--- Input material ---
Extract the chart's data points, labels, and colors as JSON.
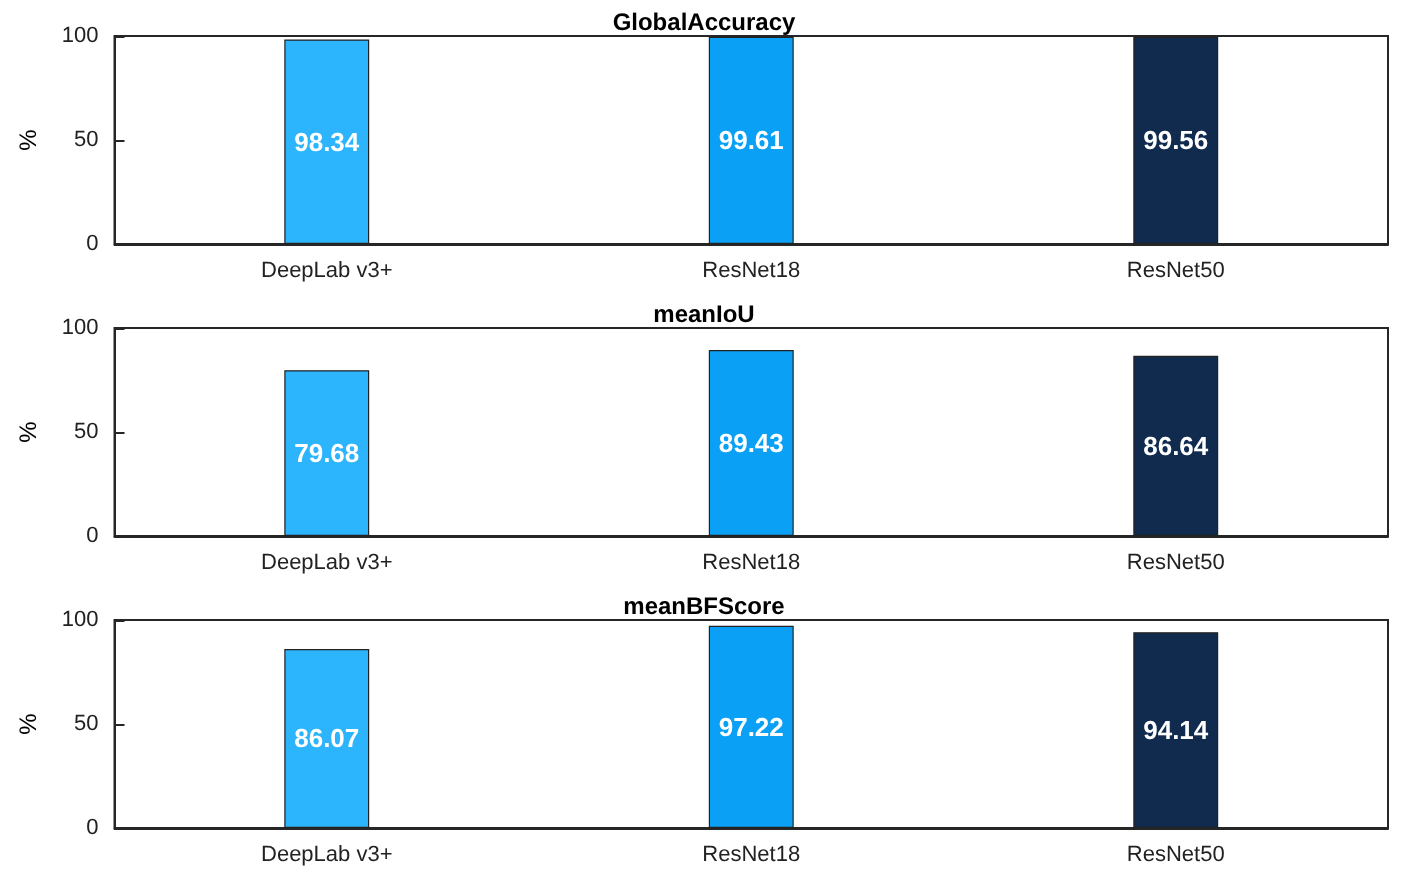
{
  "chart_data": [
    {
      "type": "bar",
      "title": "GlobalAccuracy",
      "ylabel": "%",
      "categories": [
        "DeepLab v3+",
        "ResNet18",
        "ResNet50"
      ],
      "values": [
        98.34,
        99.61,
        99.56
      ],
      "colors": [
        "#2cb4fc",
        "#0aa0f6",
        "#112b4f"
      ],
      "ylim": [
        0,
        100
      ],
      "yticks": [
        0,
        50,
        100
      ],
      "data_labels": true
    },
    {
      "type": "bar",
      "title": "meanIoU",
      "ylabel": "%",
      "categories": [
        "DeepLab v3+",
        "ResNet18",
        "ResNet50"
      ],
      "values": [
        79.68,
        89.43,
        86.64
      ],
      "colors": [
        "#2cb4fc",
        "#0aa0f6",
        "#112b4f"
      ],
      "ylim": [
        0,
        100
      ],
      "yticks": [
        0,
        50,
        100
      ],
      "data_labels": true
    },
    {
      "type": "bar",
      "title": "meanBFScore",
      "ylabel": "%",
      "categories": [
        "DeepLab v3+",
        "ResNet18",
        "ResNet50"
      ],
      "values": [
        86.07,
        97.22,
        94.14
      ],
      "colors": [
        "#2cb4fc",
        "#0aa0f6",
        "#112b4f"
      ],
      "ylim": [
        0,
        100
      ],
      "yticks": [
        0,
        50,
        100
      ],
      "data_labels": true
    }
  ]
}
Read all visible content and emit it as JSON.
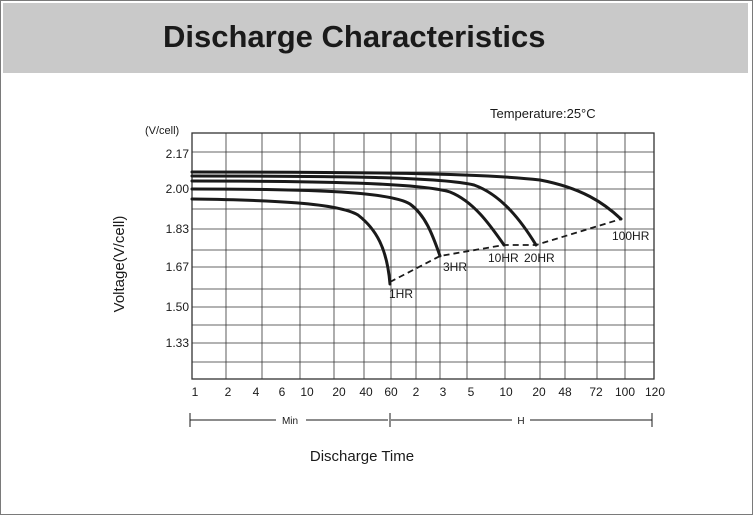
{
  "header": {
    "title": "Discharge Characteristics"
  },
  "colors": {
    "header_bg": "#c9c9c9",
    "grid": "#333333",
    "curve": "#1a1a1a"
  },
  "chart_data": {
    "type": "line",
    "title": "",
    "annotation": "Temperature:25°C",
    "ylabel": "Voltage(V/cell)",
    "y_unit": "(V/cell)",
    "xlabel": "Discharge Time",
    "x_groups": [
      {
        "label": "Min"
      },
      {
        "label": "H"
      }
    ],
    "x_ticks": [
      "1",
      "2",
      "4",
      "6",
      "10",
      "20",
      "40",
      "60",
      "2",
      "3",
      "5",
      "10",
      "20",
      "48",
      "72",
      "100",
      "120"
    ],
    "y_ticks": [
      "2.17",
      "2.00",
      "1.83",
      "1.67",
      "1.50",
      "1.33"
    ],
    "ylim": [
      1.17,
      2.25
    ],
    "grid": true,
    "series": [
      {
        "name": "1HR",
        "points": [
          [
            1,
            1.96
          ],
          [
            6,
            1.95
          ],
          [
            20,
            1.92
          ],
          [
            40,
            1.82
          ],
          [
            60,
            1.6
          ]
        ]
      },
      {
        "name": "3HR",
        "points": [
          [
            1,
            2.0
          ],
          [
            10,
            1.99
          ],
          [
            60,
            1.96
          ],
          [
            2,
            1.9
          ],
          [
            3,
            1.71
          ]
        ]
      },
      {
        "name": "10HR",
        "points": [
          [
            1,
            2.03
          ],
          [
            20,
            2.03
          ],
          [
            2,
            2.01
          ],
          [
            5,
            1.96
          ],
          [
            10,
            1.75
          ]
        ]
      },
      {
        "name": "20HR",
        "points": [
          [
            1,
            2.06
          ],
          [
            40,
            2.06
          ],
          [
            5,
            2.03
          ],
          [
            10,
            1.96
          ],
          [
            20,
            1.76
          ]
        ]
      },
      {
        "name": "100HR",
        "points": [
          [
            1,
            2.09
          ],
          [
            60,
            2.09
          ],
          [
            10,
            2.07
          ],
          [
            48,
            2.01
          ],
          [
            100,
            1.87
          ]
        ]
      }
    ],
    "end_voltage_line": [
      [
        60,
        1.6
      ],
      [
        3,
        1.71
      ],
      [
        10,
        1.75
      ],
      [
        20,
        1.76
      ],
      [
        100,
        1.87
      ]
    ]
  }
}
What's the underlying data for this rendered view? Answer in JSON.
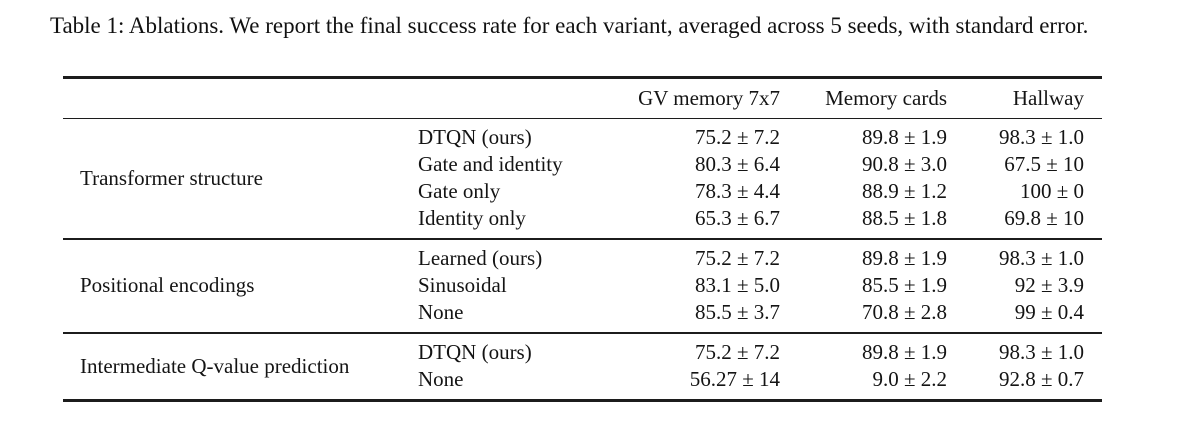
{
  "caption": "Table 1: Ablations. We report the final success rate for each variant, averaged across 5 seeds, with standard error.",
  "table": {
    "column_headers": [
      "GV memory 7x7",
      "Memory cards",
      "Hallway"
    ],
    "groups": [
      {
        "label": "Transformer structure",
        "rows": [
          {
            "variant": "DTQN (ours)",
            "values": [
              "75.2 ± 7.2",
              "89.8 ± 1.9",
              "98.3 ± 1.0"
            ]
          },
          {
            "variant": "Gate and identity",
            "values": [
              "80.3 ± 6.4",
              "90.8 ± 3.0",
              "67.5 ± 10"
            ]
          },
          {
            "variant": "Gate only",
            "values": [
              "78.3 ± 4.4",
              "88.9 ± 1.2",
              "100 ± 0"
            ]
          },
          {
            "variant": "Identity only",
            "values": [
              "65.3 ± 6.7",
              "88.5 ± 1.8",
              "69.8 ± 10"
            ]
          }
        ]
      },
      {
        "label": "Positional encodings",
        "rows": [
          {
            "variant": "Learned (ours)",
            "values": [
              "75.2 ± 7.2",
              "89.8 ± 1.9",
              "98.3 ± 1.0"
            ]
          },
          {
            "variant": "Sinusoidal",
            "values": [
              "83.1 ± 5.0",
              "85.5 ± 1.9",
              "92 ± 3.9"
            ]
          },
          {
            "variant": "None",
            "values": [
              "85.5 ± 3.7",
              "70.8 ± 2.8",
              "99 ± 0.4"
            ]
          }
        ]
      },
      {
        "label": "Intermediate Q-value prediction",
        "rows": [
          {
            "variant": "DTQN (ours)",
            "values": [
              "75.2 ± 7.2",
              "89.8 ± 1.9",
              "98.3 ± 1.0"
            ]
          },
          {
            "variant": "None",
            "values": [
              "56.27 ± 14",
              "9.0 ± 2.2",
              "92.8 ± 0.7"
            ]
          }
        ]
      }
    ]
  }
}
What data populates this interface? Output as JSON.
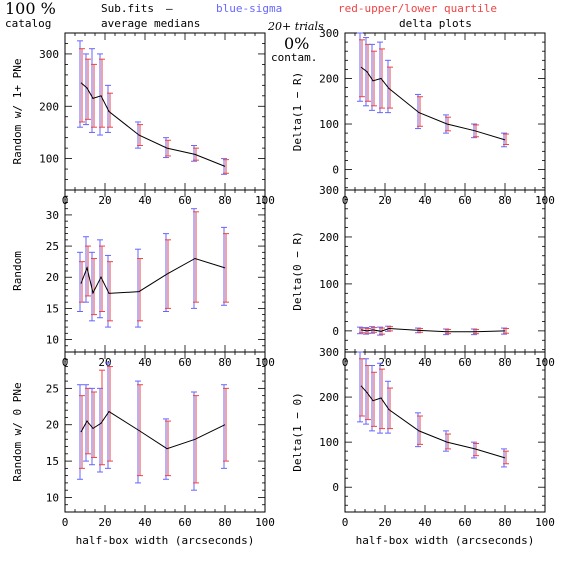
{
  "header": {
    "percent": "100 %",
    "catalog": "catalog",
    "subfits": "Sub.fits",
    "dash": "–",
    "average_medians": "average medians",
    "legend_sigma": "blue-sigma",
    "legend_quartile": "red-upper/lower quartile",
    "trials": "20+ trials",
    "contam_value": "0%",
    "contam_label": "contam.",
    "delta_plots": "delta plots"
  },
  "colors": {
    "sigma": "#6666ff",
    "quartile": "#ee4444",
    "line": "#000000",
    "axis": "#000000"
  },
  "chart_data": [
    {
      "id": "random_1plus",
      "type": "line",
      "ylabel": "Random w/ 1+ PNe",
      "xlim": [
        0,
        100
      ],
      "ylim": [
        40,
        340
      ],
      "xticks": [
        "0",
        "20",
        "40",
        "60",
        "80",
        "100"
      ],
      "yticks": [
        100,
        200,
        300
      ],
      "ytick_labels": [
        "100",
        "200",
        "300"
      ],
      "x": [
        8,
        11,
        14,
        18,
        22,
        37,
        51,
        65,
        80
      ],
      "y": [
        245,
        235,
        215,
        220,
        190,
        145,
        120,
        108,
        85
      ],
      "sigma_hi": [
        325,
        300,
        310,
        300,
        240,
        170,
        140,
        125,
        100
      ],
      "sigma_lo": [
        160,
        165,
        150,
        145,
        150,
        120,
        102,
        95,
        70
      ],
      "quartile_hi": [
        310,
        290,
        280,
        290,
        225,
        165,
        135,
        120,
        98
      ],
      "quartile_lo": [
        170,
        175,
        160,
        160,
        160,
        125,
        105,
        97,
        72
      ]
    },
    {
      "id": "delta_1_minus_R",
      "type": "line",
      "ylabel": "Delta(1 − R)",
      "xlim": [
        0,
        100
      ],
      "ylim": [
        -45,
        300
      ],
      "xticks": [
        "0",
        "20",
        "40",
        "60",
        "80",
        "100"
      ],
      "yticks": [
        0,
        100,
        200,
        300
      ],
      "ytick_labels": [
        "0",
        "100",
        "200",
        "300"
      ],
      "x": [
        8,
        11,
        14,
        18,
        22,
        37,
        51,
        65,
        80
      ],
      "y": [
        225,
        215,
        195,
        200,
        178,
        125,
        100,
        85,
        65
      ],
      "sigma_hi": [
        300,
        290,
        275,
        280,
        240,
        165,
        120,
        100,
        80
      ],
      "sigma_lo": [
        150,
        140,
        130,
        125,
        125,
        90,
        80,
        70,
        50
      ],
      "quartile_hi": [
        285,
        275,
        260,
        265,
        225,
        160,
        115,
        98,
        78
      ],
      "quartile_lo": [
        160,
        150,
        140,
        135,
        135,
        95,
        85,
        72,
        55
      ]
    },
    {
      "id": "random",
      "type": "line",
      "ylabel": "Random",
      "xlim": [
        0,
        100
      ],
      "ylim": [
        8,
        34
      ],
      "xticks": [
        "0",
        "20",
        "40",
        "60",
        "80",
        "100"
      ],
      "yticks": [
        10,
        15,
        20,
        25,
        30
      ],
      "ytick_labels": [
        "10",
        "15",
        "20",
        "25",
        "30"
      ],
      "x": [
        8,
        11,
        14,
        18,
        22,
        37,
        51,
        65,
        80
      ],
      "y": [
        19,
        21.5,
        17.5,
        20,
        17.4,
        17.7,
        20.5,
        23,
        21.5
      ],
      "sigma_hi": [
        24,
        26.5,
        24,
        26,
        23.5,
        24.5,
        27,
        31,
        28
      ],
      "sigma_lo": [
        14.5,
        16,
        13,
        13.5,
        12,
        12,
        14.5,
        15,
        15.5
      ],
      "quartile_hi": [
        22.5,
        25,
        23,
        25,
        22.5,
        23,
        26,
        30.5,
        27
      ],
      "quartile_lo": [
        16,
        17,
        14,
        14.5,
        13,
        13,
        15,
        16,
        16
      ]
    },
    {
      "id": "delta_0_minus_R",
      "type": "line",
      "ylabel": "Delta(0 − R)",
      "xlim": [
        0,
        100
      ],
      "ylim": [
        -45,
        300
      ],
      "xticks": [
        "0",
        "20",
        "40",
        "60",
        "80",
        "100"
      ],
      "yticks": [
        0,
        100,
        200,
        300
      ],
      "ytick_labels": [
        "0",
        "100",
        "200",
        "300"
      ],
      "x": [
        8,
        11,
        14,
        18,
        22,
        37,
        51,
        65,
        80
      ],
      "y": [
        2,
        0,
        2,
        -1,
        5,
        1,
        -2,
        -2,
        0
      ],
      "sigma_hi": [
        8,
        7,
        9,
        8,
        10,
        6,
        4,
        4,
        6
      ],
      "sigma_lo": [
        -6,
        -7,
        -5,
        -9,
        -1,
        -4,
        -8,
        -8,
        -7
      ],
      "quartile_hi": [
        6,
        5,
        7,
        6,
        9,
        5,
        3,
        3,
        5
      ],
      "quartile_lo": [
        -4,
        -5,
        -3,
        -7,
        0,
        -3,
        -6,
        -6,
        -5
      ]
    },
    {
      "id": "random_0",
      "type": "line",
      "ylabel": "Random w/ 0 PNe",
      "xlabel": "half-box width (arcseconds)",
      "xlim": [
        0,
        100
      ],
      "ylim": [
        8,
        30
      ],
      "xticks": [
        "0",
        "20",
        "40",
        "60",
        "80",
        "100"
      ],
      "yticks": [
        10,
        15,
        20,
        25
      ],
      "ytick_labels": [
        "10",
        "15",
        "20",
        "25"
      ],
      "x": [
        8,
        11,
        14,
        18,
        22,
        37,
        51,
        65,
        80
      ],
      "y": [
        19,
        20.5,
        19.5,
        20.2,
        21.8,
        19.2,
        16.7,
        18,
        20
      ],
      "sigma_hi": [
        25.5,
        25.5,
        25,
        25,
        28.5,
        26,
        20.8,
        24.5,
        25.5
      ],
      "sigma_lo": [
        12.5,
        15,
        14.5,
        13.5,
        14,
        12,
        12.5,
        11,
        14
      ],
      "quartile_hi": [
        24,
        25,
        24.5,
        27.5,
        28,
        25.5,
        20.5,
        24,
        25
      ],
      "quartile_lo": [
        14,
        16,
        15.5,
        14.5,
        15,
        13,
        13,
        12,
        15
      ]
    },
    {
      "id": "delta_1_minus_0",
      "type": "line",
      "ylabel": "Delta(1 − 0)",
      "xlabel": "half-box width (arcseconds)",
      "xlim": [
        0,
        100
      ],
      "ylim": [
        -55,
        300
      ],
      "xticks": [
        "0",
        "20",
        "40",
        "60",
        "80",
        "100"
      ],
      "yticks": [
        0,
        100,
        200,
        300
      ],
      "ytick_labels": [
        "0",
        "100",
        "200",
        "300"
      ],
      "x": [
        8,
        11,
        14,
        18,
        22,
        37,
        51,
        65,
        80
      ],
      "y": [
        225,
        210,
        192,
        198,
        172,
        125,
        100,
        85,
        65
      ],
      "sigma_hi": [
        300,
        285,
        270,
        275,
        235,
        165,
        125,
        100,
        85
      ],
      "sigma_lo": [
        145,
        140,
        125,
        120,
        120,
        90,
        80,
        65,
        45
      ],
      "quartile_hi": [
        285,
        270,
        255,
        262,
        220,
        158,
        118,
        97,
        80
      ],
      "quartile_lo": [
        158,
        150,
        135,
        130,
        130,
        95,
        85,
        70,
        52
      ]
    }
  ]
}
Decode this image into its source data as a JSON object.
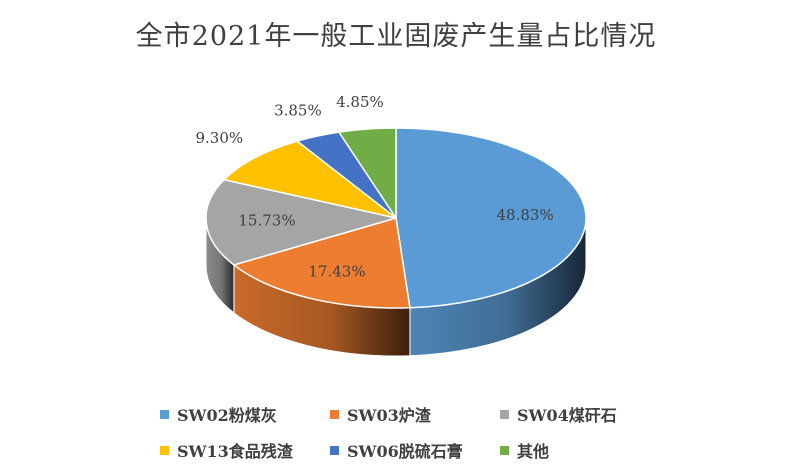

--- What is expected ---
Using the listing above, pull out all lines that hold the word "title".

--- Result of this task ---
      "title": "GlobalAccuracy",
      "title": "meanIoU",
      "title": "meanBFScore",
    "title": "Discharge Characteristics"
    "title": "",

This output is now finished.